- [WHAT IS REQUIRED] In how many lines does the string "Parametry" appear? Answer with the number only.

- [RECORD SET]
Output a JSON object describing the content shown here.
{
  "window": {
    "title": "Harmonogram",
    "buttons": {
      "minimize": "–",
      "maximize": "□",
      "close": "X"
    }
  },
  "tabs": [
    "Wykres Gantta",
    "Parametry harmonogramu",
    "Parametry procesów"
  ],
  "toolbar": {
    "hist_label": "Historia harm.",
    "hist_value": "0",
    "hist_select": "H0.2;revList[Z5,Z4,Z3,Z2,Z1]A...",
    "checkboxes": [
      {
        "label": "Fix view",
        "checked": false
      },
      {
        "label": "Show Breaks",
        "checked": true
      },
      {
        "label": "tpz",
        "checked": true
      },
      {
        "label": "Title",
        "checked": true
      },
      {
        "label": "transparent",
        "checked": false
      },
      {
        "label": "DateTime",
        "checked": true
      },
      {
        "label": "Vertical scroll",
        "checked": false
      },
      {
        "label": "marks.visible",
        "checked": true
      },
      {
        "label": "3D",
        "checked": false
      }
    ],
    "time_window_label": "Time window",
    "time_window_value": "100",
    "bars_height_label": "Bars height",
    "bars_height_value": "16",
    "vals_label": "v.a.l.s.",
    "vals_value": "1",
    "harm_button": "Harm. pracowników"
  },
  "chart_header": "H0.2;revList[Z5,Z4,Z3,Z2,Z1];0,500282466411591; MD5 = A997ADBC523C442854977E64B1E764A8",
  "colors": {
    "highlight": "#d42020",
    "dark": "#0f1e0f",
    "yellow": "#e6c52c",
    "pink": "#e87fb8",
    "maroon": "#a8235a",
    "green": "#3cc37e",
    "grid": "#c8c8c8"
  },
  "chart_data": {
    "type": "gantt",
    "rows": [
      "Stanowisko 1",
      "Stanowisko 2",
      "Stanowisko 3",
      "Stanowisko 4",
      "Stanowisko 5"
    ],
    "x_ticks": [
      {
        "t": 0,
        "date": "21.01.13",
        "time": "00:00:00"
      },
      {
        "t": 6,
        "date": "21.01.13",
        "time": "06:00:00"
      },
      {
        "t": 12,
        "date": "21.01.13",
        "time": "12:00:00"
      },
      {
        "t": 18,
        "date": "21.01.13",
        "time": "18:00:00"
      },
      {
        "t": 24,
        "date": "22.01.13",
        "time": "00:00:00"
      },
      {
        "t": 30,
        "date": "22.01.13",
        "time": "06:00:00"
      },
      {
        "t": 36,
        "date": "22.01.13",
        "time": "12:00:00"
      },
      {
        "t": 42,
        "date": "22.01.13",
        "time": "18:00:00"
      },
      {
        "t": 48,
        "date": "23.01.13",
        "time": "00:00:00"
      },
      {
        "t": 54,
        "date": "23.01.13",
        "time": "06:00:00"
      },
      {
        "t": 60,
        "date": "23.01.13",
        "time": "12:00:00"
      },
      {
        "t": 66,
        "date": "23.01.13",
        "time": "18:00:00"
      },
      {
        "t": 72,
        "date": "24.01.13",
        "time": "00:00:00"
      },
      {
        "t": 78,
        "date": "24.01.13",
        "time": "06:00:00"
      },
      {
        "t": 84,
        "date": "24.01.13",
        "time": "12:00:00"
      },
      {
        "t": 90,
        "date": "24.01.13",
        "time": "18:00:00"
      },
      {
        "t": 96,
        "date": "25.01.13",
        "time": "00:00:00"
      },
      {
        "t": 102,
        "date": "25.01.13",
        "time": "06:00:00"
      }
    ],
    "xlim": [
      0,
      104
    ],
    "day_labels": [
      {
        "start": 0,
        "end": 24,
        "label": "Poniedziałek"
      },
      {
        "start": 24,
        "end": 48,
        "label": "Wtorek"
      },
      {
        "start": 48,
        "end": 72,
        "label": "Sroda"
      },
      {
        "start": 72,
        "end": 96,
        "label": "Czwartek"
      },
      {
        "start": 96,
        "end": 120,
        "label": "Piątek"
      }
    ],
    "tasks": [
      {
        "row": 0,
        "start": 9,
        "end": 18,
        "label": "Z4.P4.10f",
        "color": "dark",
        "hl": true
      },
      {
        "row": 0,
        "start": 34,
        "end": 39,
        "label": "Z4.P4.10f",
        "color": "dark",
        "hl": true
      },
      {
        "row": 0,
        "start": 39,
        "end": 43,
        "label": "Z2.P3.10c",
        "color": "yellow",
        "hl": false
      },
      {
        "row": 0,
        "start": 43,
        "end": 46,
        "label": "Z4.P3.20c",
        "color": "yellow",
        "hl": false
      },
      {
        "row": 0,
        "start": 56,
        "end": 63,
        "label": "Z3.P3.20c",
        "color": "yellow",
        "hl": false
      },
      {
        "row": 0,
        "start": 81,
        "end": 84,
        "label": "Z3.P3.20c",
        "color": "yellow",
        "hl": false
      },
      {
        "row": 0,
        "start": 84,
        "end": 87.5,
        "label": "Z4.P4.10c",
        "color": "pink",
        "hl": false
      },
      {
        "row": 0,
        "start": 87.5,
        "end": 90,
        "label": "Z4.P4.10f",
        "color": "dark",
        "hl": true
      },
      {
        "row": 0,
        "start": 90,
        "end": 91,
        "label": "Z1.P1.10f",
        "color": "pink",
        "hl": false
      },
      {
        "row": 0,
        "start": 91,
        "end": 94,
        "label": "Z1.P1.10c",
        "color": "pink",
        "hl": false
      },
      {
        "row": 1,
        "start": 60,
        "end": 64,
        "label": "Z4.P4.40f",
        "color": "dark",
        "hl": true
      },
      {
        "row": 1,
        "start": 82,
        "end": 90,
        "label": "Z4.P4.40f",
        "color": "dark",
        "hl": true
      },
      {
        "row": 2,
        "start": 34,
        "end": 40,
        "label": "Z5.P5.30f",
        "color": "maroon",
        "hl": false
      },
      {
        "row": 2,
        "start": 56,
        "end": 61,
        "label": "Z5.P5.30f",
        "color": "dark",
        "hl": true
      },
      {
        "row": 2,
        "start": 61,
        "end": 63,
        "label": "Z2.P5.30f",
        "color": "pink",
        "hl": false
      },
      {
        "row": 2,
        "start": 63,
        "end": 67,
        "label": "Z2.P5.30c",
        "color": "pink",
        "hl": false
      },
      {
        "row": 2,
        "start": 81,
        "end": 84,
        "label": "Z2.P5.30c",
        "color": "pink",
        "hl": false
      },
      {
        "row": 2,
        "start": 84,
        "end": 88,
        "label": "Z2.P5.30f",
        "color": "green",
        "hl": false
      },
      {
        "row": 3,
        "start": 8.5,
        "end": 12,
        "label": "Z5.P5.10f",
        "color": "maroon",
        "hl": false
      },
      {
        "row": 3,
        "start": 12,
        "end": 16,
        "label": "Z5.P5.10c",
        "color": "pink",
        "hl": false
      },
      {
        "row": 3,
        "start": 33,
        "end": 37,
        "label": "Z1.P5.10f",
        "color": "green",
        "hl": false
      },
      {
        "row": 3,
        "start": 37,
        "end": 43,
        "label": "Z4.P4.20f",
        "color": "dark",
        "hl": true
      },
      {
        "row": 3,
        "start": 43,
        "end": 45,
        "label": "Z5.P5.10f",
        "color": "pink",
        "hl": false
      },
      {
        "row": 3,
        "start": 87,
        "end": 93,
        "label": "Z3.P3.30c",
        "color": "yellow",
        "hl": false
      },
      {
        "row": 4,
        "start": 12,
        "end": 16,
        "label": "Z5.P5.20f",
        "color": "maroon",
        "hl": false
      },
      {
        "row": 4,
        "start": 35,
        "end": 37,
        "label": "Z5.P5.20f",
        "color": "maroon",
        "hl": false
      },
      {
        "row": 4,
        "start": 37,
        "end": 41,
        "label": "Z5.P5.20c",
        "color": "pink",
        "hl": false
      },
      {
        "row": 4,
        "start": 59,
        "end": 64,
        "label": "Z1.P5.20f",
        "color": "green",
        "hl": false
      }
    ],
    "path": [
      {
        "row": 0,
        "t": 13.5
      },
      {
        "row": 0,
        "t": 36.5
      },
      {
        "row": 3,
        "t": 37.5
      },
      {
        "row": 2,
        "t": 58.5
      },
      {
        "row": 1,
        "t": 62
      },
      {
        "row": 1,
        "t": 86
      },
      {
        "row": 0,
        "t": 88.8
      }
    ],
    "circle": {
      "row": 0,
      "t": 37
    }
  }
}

- [SOLUTION TO THIS PROBLEM] 2